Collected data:
......
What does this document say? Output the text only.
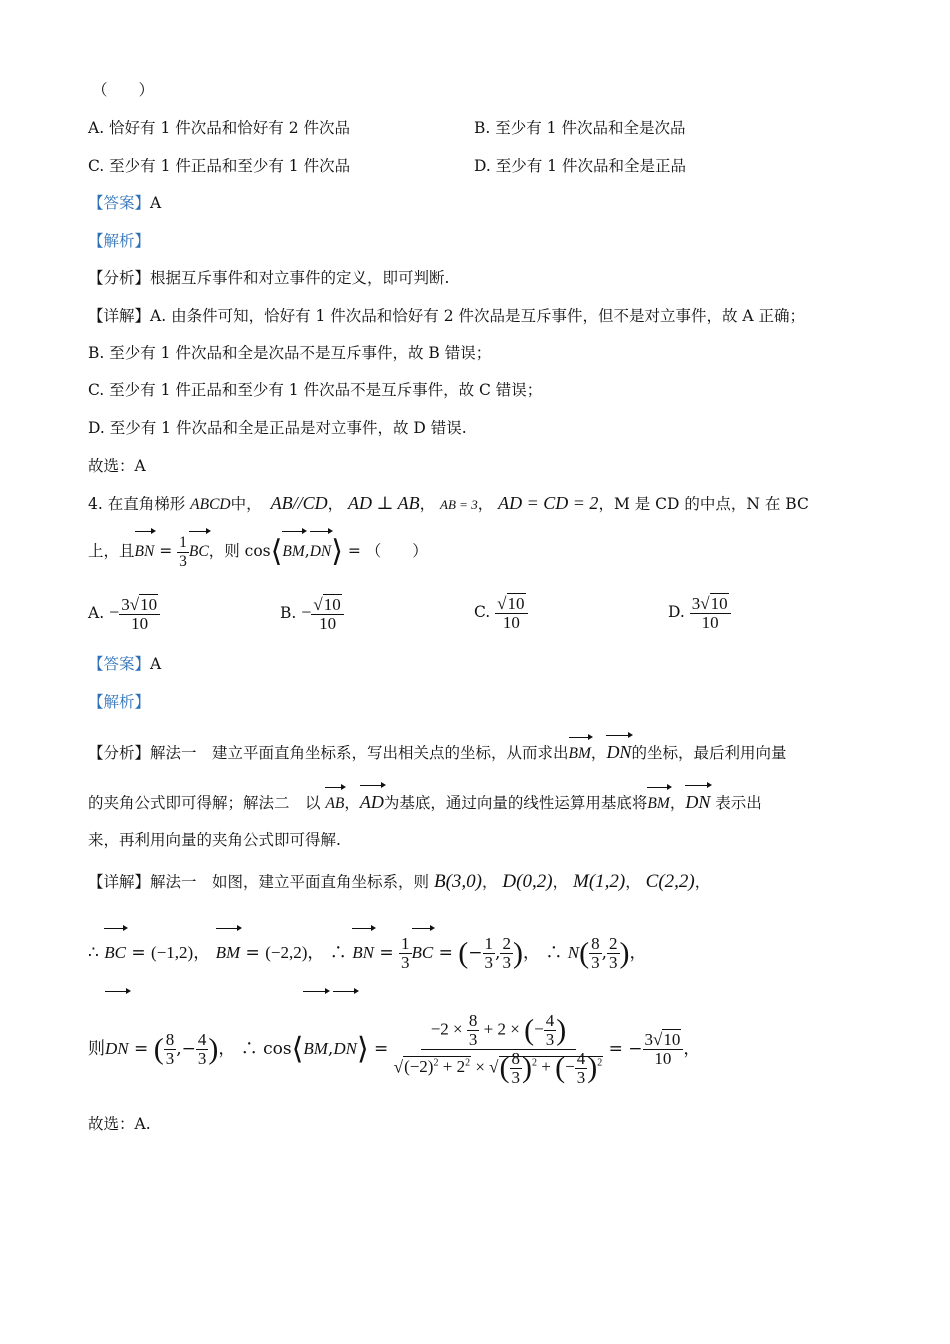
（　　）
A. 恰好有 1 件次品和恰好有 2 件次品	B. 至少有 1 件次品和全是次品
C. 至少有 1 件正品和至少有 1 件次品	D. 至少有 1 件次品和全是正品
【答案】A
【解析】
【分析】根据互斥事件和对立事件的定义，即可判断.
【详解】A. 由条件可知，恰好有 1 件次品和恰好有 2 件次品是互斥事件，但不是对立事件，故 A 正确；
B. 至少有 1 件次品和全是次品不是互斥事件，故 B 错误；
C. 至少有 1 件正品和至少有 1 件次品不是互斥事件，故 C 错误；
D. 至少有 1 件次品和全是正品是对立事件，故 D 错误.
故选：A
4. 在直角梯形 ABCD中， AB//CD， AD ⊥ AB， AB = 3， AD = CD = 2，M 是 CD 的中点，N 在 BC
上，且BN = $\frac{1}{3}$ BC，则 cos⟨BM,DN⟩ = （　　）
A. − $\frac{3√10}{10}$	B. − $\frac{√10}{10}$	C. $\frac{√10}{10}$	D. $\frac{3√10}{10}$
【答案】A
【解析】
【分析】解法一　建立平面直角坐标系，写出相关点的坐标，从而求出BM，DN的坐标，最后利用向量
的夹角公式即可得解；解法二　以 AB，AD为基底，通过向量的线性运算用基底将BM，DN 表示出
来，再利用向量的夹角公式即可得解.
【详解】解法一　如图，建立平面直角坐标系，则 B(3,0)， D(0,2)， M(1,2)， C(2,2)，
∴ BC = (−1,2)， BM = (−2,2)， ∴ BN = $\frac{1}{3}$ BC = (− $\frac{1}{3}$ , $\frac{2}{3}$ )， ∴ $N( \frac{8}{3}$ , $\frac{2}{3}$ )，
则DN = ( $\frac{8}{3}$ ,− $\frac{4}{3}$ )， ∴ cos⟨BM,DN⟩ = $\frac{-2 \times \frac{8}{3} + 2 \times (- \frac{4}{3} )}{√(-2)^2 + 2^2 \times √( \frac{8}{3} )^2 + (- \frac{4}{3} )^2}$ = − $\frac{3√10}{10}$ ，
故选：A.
......
Quote the preceding records in their entirety, excluding every picture.

What does this document say? Output the text only.
（　　）
A. 恰好有 1 件次品和恰好有 2 件次品	B. 至少有 1 件次品和全是次品
C. 至少有 1 件正品和至少有 1 件次品	D. 至少有 1 件次品和全是正品
【答案】A
【解析】
【分析】根据互斥事件和对立事件的定义，即可判断.
【详解】A. 由条件可知，恰好有 1 件次品和恰好有 2 件次品是互斥事件，但不是对立事件，故 A 正确；
B. 至少有 1 件次品和全是次品不是互斥事件，故 B 错误；
C. 至少有 1 件正品和至少有 1 件次品不是互斥事件，故 C 错误；
D. 至少有 1 件次品和全是正品是对立事件，故 D 错误.
故选：A
4. 在直角梯形 ABCD中， AB//CD， AD ⊥ AB， AB = 3， AD = CD = 2，M 是 CD 的中点，N 在 BC
上，且BN = $\frac{1}{3}$ BC，则 cos⟨BM,DN⟩ = （　　）
A. − $\frac{3√10}{10}$	B. − $\frac{√10}{10}$	C. $\frac{√10}{10}$	D. $\frac{3√10}{10}$
【答案】A
【解析】
【分析】解法一　建立平面直角坐标系，写出相关点的坐标，从而求出BM，DN的坐标，最后利用向量
的夹角公式即可得解；解法二　以 AB，AD为基底，通过向量的线性运算用基底将BM，DN 表示出
来，再利用向量的夹角公式即可得解.
【详解】解法一　如图，建立平面直角坐标系，则 B(3,0)， D(0,2)， M(1,2)， C(2,2)，
∴ BC = (−1,2)， BM = (−2,2)， ∴ BN = $\frac{1}{3}$ BC = (− $\frac{1}{3}$ , $\frac{2}{3}$ )， ∴ $N( \frac{8}{3}$ , $\frac{2}{3}$ )，
则DN = ( $\frac{8}{3}$ ,− $\frac{4}{3}$ )， ∴ cos⟨BM,DN⟩ = $\frac{-2 \times \frac{8}{3} + 2 \times (- \frac{4}{3} )}{√(-2)^2 + 2^2 \times √( \frac{8}{3} )^2 + (- \frac{4}{3} )^2}$ = − $\frac{3√10}{10}$ ，
故选：A.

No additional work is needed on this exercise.